STATED TASK
Reproduce every line of the entries below without changing a single character.

----------------

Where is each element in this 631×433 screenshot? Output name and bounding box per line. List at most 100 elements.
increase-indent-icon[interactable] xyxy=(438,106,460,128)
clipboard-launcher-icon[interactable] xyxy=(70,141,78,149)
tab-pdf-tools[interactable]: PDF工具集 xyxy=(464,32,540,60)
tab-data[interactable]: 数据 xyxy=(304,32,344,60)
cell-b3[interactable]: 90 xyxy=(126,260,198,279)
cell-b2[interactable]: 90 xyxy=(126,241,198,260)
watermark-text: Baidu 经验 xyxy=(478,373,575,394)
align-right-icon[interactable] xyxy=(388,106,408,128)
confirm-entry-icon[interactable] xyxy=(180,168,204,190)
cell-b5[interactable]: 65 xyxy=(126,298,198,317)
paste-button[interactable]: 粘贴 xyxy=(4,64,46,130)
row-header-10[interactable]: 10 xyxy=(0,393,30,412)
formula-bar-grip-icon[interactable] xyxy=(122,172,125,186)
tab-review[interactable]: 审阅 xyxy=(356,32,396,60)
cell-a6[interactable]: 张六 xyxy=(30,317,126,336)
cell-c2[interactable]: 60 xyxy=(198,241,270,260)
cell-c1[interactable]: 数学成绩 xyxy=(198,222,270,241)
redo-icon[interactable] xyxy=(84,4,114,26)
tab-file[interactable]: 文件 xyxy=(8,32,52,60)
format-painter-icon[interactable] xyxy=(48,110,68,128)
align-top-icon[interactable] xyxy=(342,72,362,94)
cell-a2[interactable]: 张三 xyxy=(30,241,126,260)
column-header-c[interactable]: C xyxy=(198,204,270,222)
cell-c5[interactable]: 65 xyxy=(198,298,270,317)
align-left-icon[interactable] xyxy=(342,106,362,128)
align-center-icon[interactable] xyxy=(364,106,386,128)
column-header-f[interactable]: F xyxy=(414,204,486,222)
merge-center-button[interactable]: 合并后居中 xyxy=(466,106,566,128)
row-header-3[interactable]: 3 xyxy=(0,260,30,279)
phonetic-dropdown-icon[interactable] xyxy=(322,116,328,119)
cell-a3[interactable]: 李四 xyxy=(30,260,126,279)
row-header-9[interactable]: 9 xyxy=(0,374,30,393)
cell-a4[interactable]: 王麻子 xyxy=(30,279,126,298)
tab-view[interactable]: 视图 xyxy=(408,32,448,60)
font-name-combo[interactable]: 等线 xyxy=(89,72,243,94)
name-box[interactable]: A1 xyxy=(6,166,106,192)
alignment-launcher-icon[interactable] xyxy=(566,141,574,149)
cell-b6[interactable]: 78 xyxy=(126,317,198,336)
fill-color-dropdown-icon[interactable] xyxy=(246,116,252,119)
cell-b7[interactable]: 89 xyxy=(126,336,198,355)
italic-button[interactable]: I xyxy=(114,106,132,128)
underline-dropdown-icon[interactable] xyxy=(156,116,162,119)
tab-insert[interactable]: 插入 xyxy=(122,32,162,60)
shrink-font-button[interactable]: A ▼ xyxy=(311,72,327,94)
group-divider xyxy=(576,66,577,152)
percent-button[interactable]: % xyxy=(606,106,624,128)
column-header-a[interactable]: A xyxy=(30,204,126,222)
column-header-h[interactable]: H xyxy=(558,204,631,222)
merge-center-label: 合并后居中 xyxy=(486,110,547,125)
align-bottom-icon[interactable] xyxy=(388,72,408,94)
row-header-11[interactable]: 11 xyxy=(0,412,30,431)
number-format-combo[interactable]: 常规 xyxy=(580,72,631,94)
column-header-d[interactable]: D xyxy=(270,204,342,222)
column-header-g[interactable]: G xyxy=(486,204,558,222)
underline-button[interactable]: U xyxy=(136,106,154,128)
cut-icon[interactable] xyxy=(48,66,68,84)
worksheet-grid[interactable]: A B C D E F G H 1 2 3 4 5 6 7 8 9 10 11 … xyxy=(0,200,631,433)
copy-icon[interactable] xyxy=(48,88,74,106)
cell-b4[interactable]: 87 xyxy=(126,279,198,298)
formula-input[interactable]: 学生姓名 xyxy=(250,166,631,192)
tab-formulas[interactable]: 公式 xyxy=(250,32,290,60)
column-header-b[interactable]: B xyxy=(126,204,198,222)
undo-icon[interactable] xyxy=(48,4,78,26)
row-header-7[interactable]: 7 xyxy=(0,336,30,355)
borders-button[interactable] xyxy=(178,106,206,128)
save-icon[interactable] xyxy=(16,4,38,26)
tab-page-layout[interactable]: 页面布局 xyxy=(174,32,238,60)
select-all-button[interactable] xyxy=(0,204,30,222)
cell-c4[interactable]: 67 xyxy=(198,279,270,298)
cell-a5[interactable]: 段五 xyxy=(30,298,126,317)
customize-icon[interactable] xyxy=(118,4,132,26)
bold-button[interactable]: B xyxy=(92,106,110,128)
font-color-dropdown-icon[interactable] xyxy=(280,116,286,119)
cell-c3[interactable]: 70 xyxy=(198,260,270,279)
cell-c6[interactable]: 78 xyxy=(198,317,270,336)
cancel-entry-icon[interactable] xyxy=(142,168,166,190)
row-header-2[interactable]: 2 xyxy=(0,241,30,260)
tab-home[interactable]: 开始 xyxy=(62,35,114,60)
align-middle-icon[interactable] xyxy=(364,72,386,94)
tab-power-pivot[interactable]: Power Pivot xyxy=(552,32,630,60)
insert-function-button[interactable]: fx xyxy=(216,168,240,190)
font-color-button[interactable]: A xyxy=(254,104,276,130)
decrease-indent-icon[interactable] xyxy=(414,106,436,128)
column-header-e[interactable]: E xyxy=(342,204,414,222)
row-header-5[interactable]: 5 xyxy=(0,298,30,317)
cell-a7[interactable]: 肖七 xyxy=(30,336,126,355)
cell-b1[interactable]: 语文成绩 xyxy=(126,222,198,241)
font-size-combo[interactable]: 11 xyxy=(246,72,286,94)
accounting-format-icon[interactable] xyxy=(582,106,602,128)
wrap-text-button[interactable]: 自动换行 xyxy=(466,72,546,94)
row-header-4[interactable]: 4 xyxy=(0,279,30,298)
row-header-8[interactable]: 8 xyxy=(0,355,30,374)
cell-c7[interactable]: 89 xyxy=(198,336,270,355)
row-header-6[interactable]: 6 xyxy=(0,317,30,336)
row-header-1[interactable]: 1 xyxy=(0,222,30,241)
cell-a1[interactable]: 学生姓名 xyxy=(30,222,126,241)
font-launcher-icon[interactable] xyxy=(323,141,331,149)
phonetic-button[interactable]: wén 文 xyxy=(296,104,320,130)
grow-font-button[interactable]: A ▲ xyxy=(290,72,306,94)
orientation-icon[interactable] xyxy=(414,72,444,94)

----------------

TASK OUTPUT
Where is each element in this 631×433 screenshot? Output name and bounding box per line. List at most 100 elements.
increase-indent-icon[interactable] xyxy=(438,106,460,128)
clipboard-launcher-icon[interactable] xyxy=(70,141,78,149)
tab-pdf-tools[interactable]: PDF工具集 xyxy=(464,32,540,60)
tab-data[interactable]: 数据 xyxy=(304,32,344,60)
cell-b3[interactable]: 90 xyxy=(126,260,198,279)
cell-b2[interactable]: 90 xyxy=(126,241,198,260)
watermark-text: Baidu 经验 xyxy=(478,373,575,394)
align-right-icon[interactable] xyxy=(388,106,408,128)
confirm-entry-icon[interactable] xyxy=(180,168,204,190)
cell-b5[interactable]: 65 xyxy=(126,298,198,317)
paste-button[interactable]: 粘贴 xyxy=(4,64,46,130)
row-header-10[interactable]: 10 xyxy=(0,393,30,412)
formula-bar-grip-icon[interactable] xyxy=(122,172,125,186)
tab-review[interactable]: 审阅 xyxy=(356,32,396,60)
cell-a6[interactable]: 张六 xyxy=(30,317,126,336)
cell-c2[interactable]: 60 xyxy=(198,241,270,260)
cell-c1[interactable]: 数学成绩 xyxy=(198,222,270,241)
redo-icon[interactable] xyxy=(84,4,114,26)
tab-file[interactable]: 文件 xyxy=(8,32,52,60)
format-painter-icon[interactable] xyxy=(48,110,68,128)
align-top-icon[interactable] xyxy=(342,72,362,94)
cell-a2[interactable]: 张三 xyxy=(30,241,126,260)
column-header-c[interactable]: C xyxy=(198,204,270,222)
cell-c5[interactable]: 65 xyxy=(198,298,270,317)
align-left-icon[interactable] xyxy=(342,106,362,128)
align-center-icon[interactable] xyxy=(364,106,386,128)
column-header-f[interactable]: F xyxy=(414,204,486,222)
merge-center-button[interactable]: 合并后居中 xyxy=(466,106,566,128)
row-header-3[interactable]: 3 xyxy=(0,260,30,279)
phonetic-dropdown-icon[interactable] xyxy=(322,116,328,119)
cell-a3[interactable]: 李四 xyxy=(30,260,126,279)
row-header-9[interactable]: 9 xyxy=(0,374,30,393)
cell-a4[interactable]: 王麻子 xyxy=(30,279,126,298)
tab-view[interactable]: 视图 xyxy=(408,32,448,60)
font-name-combo[interactable]: 等线 xyxy=(89,72,243,94)
name-box[interactable]: A1 xyxy=(6,166,106,192)
alignment-launcher-icon[interactable] xyxy=(566,141,574,149)
cell-b6[interactable]: 78 xyxy=(126,317,198,336)
fill-color-dropdown-icon[interactable] xyxy=(246,116,252,119)
cell-b7[interactable]: 89 xyxy=(126,336,198,355)
italic-button[interactable]: I xyxy=(114,106,132,128)
underline-dropdown-icon[interactable] xyxy=(156,116,162,119)
tab-insert[interactable]: 插入 xyxy=(122,32,162,60)
shrink-font-button[interactable]: A ▼ xyxy=(311,72,327,94)
group-divider xyxy=(576,66,577,152)
percent-button[interactable]: % xyxy=(606,106,624,128)
column-header-a[interactable]: A xyxy=(30,204,126,222)
column-header-h[interactable]: H xyxy=(558,204,631,222)
merge-center-label: 合并后居中 xyxy=(486,110,547,125)
align-bottom-icon[interactable] xyxy=(388,72,408,94)
row-header-11[interactable]: 11 xyxy=(0,412,30,431)
number-format-combo[interactable]: 常规 xyxy=(580,72,631,94)
column-header-d[interactable]: D xyxy=(270,204,342,222)
column-header-g[interactable]: G xyxy=(486,204,558,222)
underline-button[interactable]: U xyxy=(136,106,154,128)
cut-icon[interactable] xyxy=(48,66,68,84)
worksheet-grid[interactable]: A B C D E F G H 1 2 3 4 5 6 7 8 9 10 11 … xyxy=(0,200,631,433)
copy-icon[interactable] xyxy=(48,88,74,106)
cell-b4[interactable]: 87 xyxy=(126,279,198,298)
formula-input[interactable]: 学生姓名 xyxy=(250,166,631,192)
tab-formulas[interactable]: 公式 xyxy=(250,32,290,60)
column-header-b[interactable]: B xyxy=(126,204,198,222)
undo-icon[interactable] xyxy=(48,4,78,26)
row-header-7[interactable]: 7 xyxy=(0,336,30,355)
borders-button[interactable] xyxy=(178,106,206,128)
save-icon[interactable] xyxy=(16,4,38,26)
tab-page-layout[interactable]: 页面布局 xyxy=(174,32,238,60)
select-all-button[interactable] xyxy=(0,204,30,222)
cell-c4[interactable]: 67 xyxy=(198,279,270,298)
cell-a5[interactable]: 段五 xyxy=(30,298,126,317)
customize-icon[interactable] xyxy=(118,4,132,26)
bold-button[interactable]: B xyxy=(92,106,110,128)
font-color-dropdown-icon[interactable] xyxy=(280,116,286,119)
cell-c3[interactable]: 70 xyxy=(198,260,270,279)
cell-c6[interactable]: 78 xyxy=(198,317,270,336)
cancel-entry-icon[interactable] xyxy=(142,168,166,190)
row-header-2[interactable]: 2 xyxy=(0,241,30,260)
tab-home[interactable]: 开始 xyxy=(62,35,114,60)
align-middle-icon[interactable] xyxy=(364,72,386,94)
tab-power-pivot[interactable]: Power Pivot xyxy=(552,32,630,60)
insert-function-button[interactable]: fx xyxy=(216,168,240,190)
font-color-button[interactable]: A xyxy=(254,104,276,130)
decrease-indent-icon[interactable] xyxy=(414,106,436,128)
column-header-e[interactable]: E xyxy=(342,204,414,222)
row-header-5[interactable]: 5 xyxy=(0,298,30,317)
cell-a7[interactable]: 肖七 xyxy=(30,336,126,355)
cell-b1[interactable]: 语文成绩 xyxy=(126,222,198,241)
font-size-combo[interactable]: 11 xyxy=(246,72,286,94)
accounting-format-icon[interactable] xyxy=(582,106,602,128)
wrap-text-button[interactable]: 自动换行 xyxy=(466,72,546,94)
row-header-4[interactable]: 4 xyxy=(0,279,30,298)
row-header-8[interactable]: 8 xyxy=(0,355,30,374)
cell-c7[interactable]: 89 xyxy=(198,336,270,355)
row-header-6[interactable]: 6 xyxy=(0,317,30,336)
row-header-1[interactable]: 1 xyxy=(0,222,30,241)
cell-a1[interactable]: 学生姓名 xyxy=(30,222,126,241)
font-launcher-icon[interactable] xyxy=(323,141,331,149)
phonetic-button[interactable]: wén 文 xyxy=(296,104,320,130)
grow-font-button[interactable]: A ▲ xyxy=(290,72,306,94)
orientation-icon[interactable] xyxy=(414,72,444,94)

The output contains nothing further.